#### WRITTEN EXERCISE:
Please pull out every line that includes the string "title".
═══ MATERIALS PROVIDED ═══
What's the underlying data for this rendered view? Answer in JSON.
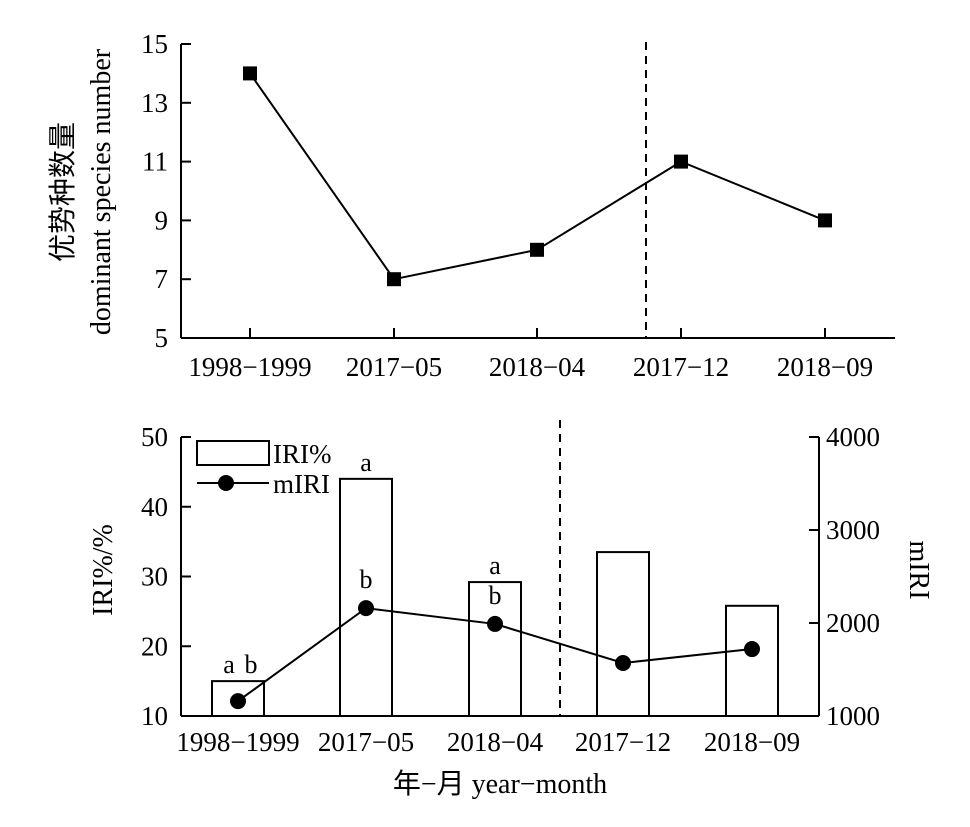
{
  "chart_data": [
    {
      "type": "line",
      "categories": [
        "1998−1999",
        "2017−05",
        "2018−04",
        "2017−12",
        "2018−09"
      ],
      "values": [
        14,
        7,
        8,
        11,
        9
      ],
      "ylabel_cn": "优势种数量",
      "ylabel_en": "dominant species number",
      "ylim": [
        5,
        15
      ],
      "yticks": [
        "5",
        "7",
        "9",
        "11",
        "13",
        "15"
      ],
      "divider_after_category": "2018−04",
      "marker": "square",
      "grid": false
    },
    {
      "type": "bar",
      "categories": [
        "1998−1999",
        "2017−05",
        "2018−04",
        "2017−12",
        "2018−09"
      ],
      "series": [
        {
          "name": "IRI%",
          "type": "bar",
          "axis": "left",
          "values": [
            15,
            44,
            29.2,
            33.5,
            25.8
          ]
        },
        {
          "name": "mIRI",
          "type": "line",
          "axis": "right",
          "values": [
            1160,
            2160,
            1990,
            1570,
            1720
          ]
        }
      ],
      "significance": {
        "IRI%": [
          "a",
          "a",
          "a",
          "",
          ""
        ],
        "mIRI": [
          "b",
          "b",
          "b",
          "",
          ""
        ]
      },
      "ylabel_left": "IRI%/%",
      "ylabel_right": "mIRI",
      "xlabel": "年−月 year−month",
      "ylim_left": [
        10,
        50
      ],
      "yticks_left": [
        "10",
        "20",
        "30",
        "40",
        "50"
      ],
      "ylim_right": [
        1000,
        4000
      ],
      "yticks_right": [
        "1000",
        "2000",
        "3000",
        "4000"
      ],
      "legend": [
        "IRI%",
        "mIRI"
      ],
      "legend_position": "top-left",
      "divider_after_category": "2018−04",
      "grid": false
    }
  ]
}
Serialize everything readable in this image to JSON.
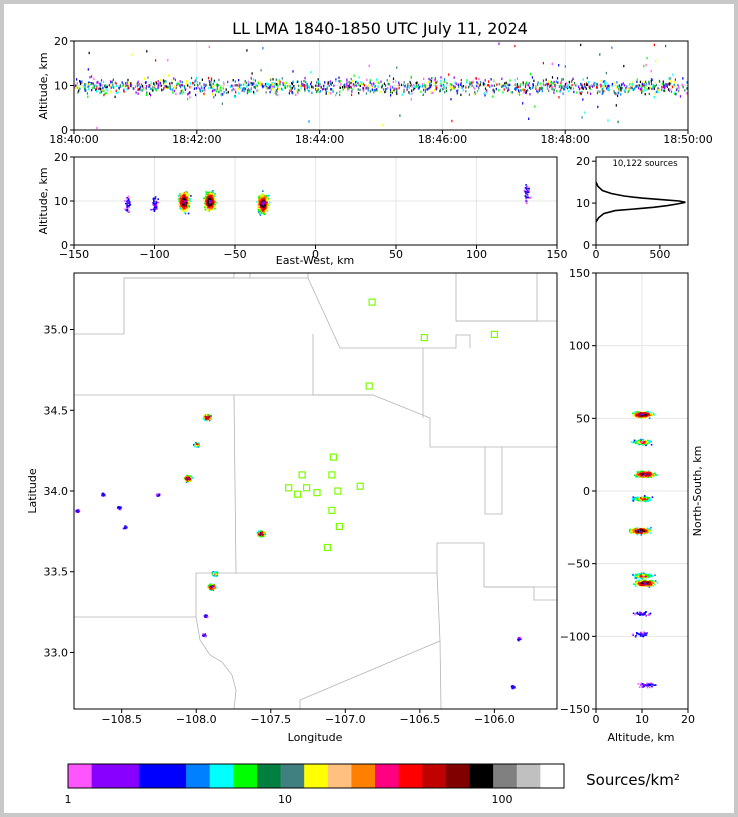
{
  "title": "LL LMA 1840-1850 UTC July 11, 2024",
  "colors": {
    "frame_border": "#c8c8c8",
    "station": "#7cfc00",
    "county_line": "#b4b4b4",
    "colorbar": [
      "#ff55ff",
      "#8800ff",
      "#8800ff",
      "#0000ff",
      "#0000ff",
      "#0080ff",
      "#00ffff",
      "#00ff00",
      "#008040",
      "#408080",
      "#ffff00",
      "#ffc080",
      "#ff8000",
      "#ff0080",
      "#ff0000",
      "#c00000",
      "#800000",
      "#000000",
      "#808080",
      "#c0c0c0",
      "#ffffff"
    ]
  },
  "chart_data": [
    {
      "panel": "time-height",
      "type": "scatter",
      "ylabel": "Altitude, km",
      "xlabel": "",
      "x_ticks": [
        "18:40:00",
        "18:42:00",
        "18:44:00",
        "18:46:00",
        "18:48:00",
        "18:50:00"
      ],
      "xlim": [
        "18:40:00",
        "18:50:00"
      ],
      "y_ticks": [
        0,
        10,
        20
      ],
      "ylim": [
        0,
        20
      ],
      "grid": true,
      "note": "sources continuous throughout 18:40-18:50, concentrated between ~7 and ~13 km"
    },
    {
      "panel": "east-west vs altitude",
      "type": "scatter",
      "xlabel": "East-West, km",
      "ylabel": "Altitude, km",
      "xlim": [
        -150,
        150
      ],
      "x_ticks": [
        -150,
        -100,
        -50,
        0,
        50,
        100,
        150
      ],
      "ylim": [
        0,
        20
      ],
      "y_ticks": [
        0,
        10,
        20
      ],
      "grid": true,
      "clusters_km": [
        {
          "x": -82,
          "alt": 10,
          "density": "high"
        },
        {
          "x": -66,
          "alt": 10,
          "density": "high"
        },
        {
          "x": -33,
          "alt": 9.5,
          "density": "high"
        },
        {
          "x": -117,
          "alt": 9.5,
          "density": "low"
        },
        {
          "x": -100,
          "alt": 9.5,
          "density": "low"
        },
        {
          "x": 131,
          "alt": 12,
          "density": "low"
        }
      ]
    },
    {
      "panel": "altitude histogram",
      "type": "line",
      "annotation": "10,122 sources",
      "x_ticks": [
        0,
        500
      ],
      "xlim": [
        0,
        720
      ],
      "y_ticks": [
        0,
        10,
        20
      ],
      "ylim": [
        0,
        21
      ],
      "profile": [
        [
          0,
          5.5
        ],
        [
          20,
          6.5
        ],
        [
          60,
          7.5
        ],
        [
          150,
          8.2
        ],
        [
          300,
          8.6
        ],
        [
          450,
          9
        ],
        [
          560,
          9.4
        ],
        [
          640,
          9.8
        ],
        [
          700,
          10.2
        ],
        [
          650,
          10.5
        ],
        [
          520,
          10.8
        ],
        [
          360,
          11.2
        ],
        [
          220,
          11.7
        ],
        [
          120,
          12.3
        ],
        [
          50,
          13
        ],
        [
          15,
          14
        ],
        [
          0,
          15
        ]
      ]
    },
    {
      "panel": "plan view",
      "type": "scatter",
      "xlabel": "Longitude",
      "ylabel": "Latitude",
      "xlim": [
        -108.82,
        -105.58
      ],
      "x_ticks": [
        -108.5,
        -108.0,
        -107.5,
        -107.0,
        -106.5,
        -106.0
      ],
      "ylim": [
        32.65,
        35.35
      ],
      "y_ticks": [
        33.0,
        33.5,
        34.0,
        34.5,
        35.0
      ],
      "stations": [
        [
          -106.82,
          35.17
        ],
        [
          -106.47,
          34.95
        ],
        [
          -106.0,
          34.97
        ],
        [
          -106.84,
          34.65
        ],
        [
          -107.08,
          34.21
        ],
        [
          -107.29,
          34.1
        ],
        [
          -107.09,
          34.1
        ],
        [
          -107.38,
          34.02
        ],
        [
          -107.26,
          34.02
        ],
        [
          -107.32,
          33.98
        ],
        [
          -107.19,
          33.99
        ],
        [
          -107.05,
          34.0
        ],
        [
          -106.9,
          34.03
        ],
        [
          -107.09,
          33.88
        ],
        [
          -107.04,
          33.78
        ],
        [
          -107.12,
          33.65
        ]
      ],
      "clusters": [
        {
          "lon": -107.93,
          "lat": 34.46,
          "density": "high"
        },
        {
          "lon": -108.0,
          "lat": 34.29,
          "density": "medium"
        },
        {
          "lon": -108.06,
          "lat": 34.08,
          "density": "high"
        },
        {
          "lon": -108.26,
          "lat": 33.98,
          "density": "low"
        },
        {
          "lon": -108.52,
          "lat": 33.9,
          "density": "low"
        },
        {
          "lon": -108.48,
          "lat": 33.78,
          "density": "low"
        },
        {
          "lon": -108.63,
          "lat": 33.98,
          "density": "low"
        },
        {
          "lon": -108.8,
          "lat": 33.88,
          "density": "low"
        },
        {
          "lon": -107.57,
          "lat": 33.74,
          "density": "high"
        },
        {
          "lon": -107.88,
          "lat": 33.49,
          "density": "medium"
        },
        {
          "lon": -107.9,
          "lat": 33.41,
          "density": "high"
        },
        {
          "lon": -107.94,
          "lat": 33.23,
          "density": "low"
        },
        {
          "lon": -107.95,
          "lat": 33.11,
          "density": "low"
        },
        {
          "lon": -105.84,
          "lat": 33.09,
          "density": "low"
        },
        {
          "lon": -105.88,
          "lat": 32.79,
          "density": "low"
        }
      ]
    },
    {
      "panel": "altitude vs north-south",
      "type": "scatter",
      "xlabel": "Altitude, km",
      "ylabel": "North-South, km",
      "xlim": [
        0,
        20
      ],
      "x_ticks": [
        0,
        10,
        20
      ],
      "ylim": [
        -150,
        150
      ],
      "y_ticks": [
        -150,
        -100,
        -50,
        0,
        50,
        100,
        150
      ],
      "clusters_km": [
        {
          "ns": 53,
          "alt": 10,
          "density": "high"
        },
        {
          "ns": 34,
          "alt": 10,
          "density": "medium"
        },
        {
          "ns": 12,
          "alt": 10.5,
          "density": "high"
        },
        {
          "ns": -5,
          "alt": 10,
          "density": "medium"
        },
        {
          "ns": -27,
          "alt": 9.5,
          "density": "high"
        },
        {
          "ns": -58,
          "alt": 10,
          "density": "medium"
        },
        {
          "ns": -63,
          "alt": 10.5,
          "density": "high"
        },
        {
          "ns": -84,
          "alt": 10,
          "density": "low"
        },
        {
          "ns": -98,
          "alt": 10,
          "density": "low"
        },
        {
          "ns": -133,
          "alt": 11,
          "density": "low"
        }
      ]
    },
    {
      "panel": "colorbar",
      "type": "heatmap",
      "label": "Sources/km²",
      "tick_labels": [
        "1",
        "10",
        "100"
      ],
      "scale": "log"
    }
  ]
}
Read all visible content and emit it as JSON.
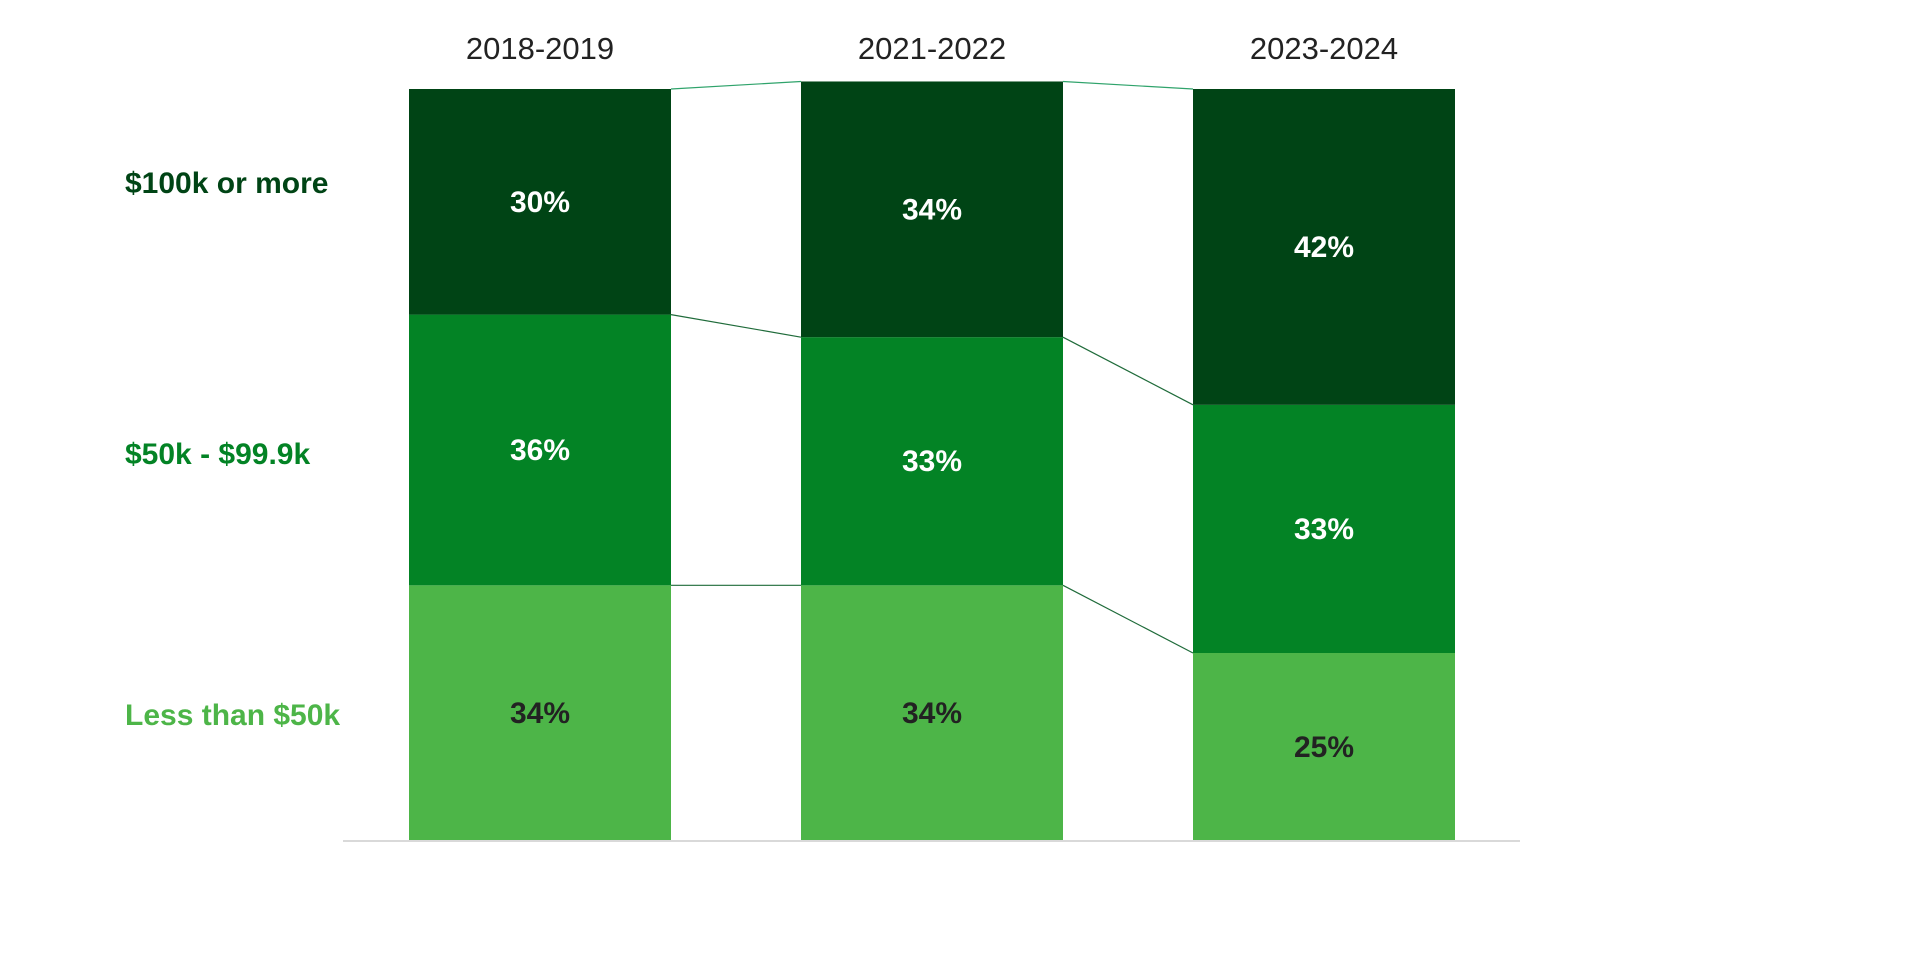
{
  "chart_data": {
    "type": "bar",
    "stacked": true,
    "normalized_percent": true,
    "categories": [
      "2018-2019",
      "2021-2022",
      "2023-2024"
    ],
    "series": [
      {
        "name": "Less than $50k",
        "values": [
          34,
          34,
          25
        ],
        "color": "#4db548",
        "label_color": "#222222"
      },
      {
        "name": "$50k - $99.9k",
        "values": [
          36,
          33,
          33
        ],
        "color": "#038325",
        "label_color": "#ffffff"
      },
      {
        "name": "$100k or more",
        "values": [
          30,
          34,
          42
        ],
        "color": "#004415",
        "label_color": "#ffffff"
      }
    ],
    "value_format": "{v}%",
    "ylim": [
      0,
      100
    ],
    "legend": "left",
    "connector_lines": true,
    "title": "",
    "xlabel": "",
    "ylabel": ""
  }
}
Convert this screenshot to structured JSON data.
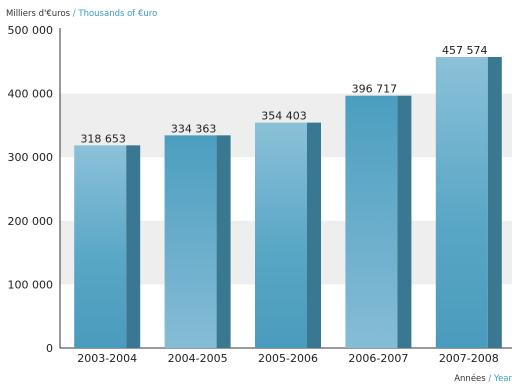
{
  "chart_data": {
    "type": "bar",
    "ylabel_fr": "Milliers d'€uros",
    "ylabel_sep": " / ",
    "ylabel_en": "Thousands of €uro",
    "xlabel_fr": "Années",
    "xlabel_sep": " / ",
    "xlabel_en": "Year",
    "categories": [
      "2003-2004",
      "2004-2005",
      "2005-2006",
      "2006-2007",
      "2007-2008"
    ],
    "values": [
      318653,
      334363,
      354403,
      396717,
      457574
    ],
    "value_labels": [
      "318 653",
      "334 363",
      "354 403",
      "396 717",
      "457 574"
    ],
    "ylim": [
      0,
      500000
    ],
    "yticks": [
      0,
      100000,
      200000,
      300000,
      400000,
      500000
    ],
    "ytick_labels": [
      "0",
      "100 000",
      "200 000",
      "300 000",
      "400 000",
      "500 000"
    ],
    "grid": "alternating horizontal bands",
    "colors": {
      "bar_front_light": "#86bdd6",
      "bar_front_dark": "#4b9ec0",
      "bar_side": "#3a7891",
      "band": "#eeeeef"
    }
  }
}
═══
#### RESULT BELOW:
  "title": "LL LMA 1840-1850 UTC July 11, 2024",
    "title": "",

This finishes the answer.